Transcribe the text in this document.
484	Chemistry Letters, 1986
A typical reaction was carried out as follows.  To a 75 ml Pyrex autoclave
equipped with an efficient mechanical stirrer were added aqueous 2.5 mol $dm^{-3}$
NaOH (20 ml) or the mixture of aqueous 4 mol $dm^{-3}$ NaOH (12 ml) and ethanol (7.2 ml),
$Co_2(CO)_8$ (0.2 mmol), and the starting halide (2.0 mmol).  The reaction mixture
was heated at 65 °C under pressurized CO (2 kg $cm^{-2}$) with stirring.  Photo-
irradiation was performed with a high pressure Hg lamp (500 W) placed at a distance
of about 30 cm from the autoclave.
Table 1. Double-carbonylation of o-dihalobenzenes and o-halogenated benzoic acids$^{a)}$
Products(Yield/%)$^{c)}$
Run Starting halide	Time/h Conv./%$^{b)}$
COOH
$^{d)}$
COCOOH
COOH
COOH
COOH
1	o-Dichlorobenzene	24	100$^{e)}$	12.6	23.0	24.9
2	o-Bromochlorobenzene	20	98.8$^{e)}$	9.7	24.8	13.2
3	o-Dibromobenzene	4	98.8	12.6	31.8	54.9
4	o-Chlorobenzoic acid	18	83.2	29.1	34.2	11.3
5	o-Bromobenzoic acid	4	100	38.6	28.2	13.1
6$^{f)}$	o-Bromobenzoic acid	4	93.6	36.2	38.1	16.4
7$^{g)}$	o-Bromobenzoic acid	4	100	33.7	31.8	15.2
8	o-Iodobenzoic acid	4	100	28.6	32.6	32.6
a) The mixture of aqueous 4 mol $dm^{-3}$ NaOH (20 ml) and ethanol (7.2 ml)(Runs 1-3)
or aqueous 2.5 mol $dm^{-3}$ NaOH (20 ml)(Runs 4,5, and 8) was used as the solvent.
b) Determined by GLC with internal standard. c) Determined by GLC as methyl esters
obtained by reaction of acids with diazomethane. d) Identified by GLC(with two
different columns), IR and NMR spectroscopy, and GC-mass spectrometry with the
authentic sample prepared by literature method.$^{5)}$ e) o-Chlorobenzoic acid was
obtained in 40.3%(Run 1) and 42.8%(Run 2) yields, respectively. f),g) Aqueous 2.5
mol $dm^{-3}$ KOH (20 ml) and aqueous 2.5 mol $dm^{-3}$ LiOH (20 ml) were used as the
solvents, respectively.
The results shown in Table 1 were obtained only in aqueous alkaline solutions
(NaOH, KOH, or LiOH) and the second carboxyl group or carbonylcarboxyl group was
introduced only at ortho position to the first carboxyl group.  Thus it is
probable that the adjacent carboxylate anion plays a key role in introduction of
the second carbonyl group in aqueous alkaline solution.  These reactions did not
◇ ◇ ◇ ◇ ◇ ◇ ◇
**WHAT THE TASK ASKS:** Write all of the records out again exactly.

**IN RESPONSE:**
Transcribe the text in this document.
484	Chemistry Letters, 1986
A typical reaction was carried out as follows.  To a 75 ml Pyrex autoclave
equipped with an efficient mechanical stirrer were added aqueous 2.5 mol $dm^{-3}$
NaOH (20 ml) or the mixture of aqueous 4 mol $dm^{-3}$ NaOH (12 ml) and ethanol (7.2 ml),
$Co_2(CO)_8$ (0.2 mmol), and the starting halide (2.0 mmol).  The reaction mixture
was heated at 65 °C under pressurized CO (2 kg $cm^{-2}$) with stirring.  Photo-
irradiation was performed with a high pressure Hg lamp (500 W) placed at a distance
of about 30 cm from the autoclave.
Table 1. Double-carbonylation of o-dihalobenzenes and o-halogenated benzoic acids$^{a)}$
Products(Yield/%)$^{c)}$
Run Starting halide	Time/h Conv./%$^{b)}$
COOH
$^{d)}$
COCOOH
COOH
COOH
COOH
1	o-Dichlorobenzene	24	100$^{e)}$	12.6	23.0	24.9
2	o-Bromochlorobenzene	20	98.8$^{e)}$	9.7	24.8	13.2
3	o-Dibromobenzene	4	98.8	12.6	31.8	54.9
4	o-Chlorobenzoic acid	18	83.2	29.1	34.2	11.3
5	o-Bromobenzoic acid	4	100	38.6	28.2	13.1
6$^{f)}$	o-Bromobenzoic acid	4	93.6	36.2	38.1	16.4
7$^{g)}$	o-Bromobenzoic acid	4	100	33.7	31.8	15.2
8	o-Iodobenzoic acid	4	100	28.6	32.6	32.6
a) The mixture of aqueous 4 mol $dm^{-3}$ NaOH (20 ml) and ethanol (7.2 ml)(Runs 1-3)
or aqueous 2.5 mol $dm^{-3}$ NaOH (20 ml)(Runs 4,5, and 8) was used as the solvent.
b) Determined by GLC with internal standard. c) Determined by GLC as methyl esters
obtained by reaction of acids with diazomethane. d) Identified by GLC(with two
different columns), IR and NMR spectroscopy, and GC-mass spectrometry with the
authentic sample prepared by literature method.$^{5)}$ e) o-Chlorobenzoic acid was
obtained in 40.3%(Run 1) and 42.8%(Run 2) yields, respectively. f),g) Aqueous 2.5
mol $dm^{-3}$ KOH (20 ml) and aqueous 2.5 mol $dm^{-3}$ LiOH (20 ml) were used as the
solvents, respectively.
The results shown in Table 1 were obtained only in aqueous alkaline solutions
(NaOH, KOH, or LiOH) and the second carboxyl group or carbonylcarboxyl group was
introduced only at ortho position to the first carboxyl group.  Thus it is
probable that the adjacent carboxylate anion plays a key role in introduction of
the second carbonyl group in aqueous alkaline solution.  These reactions did not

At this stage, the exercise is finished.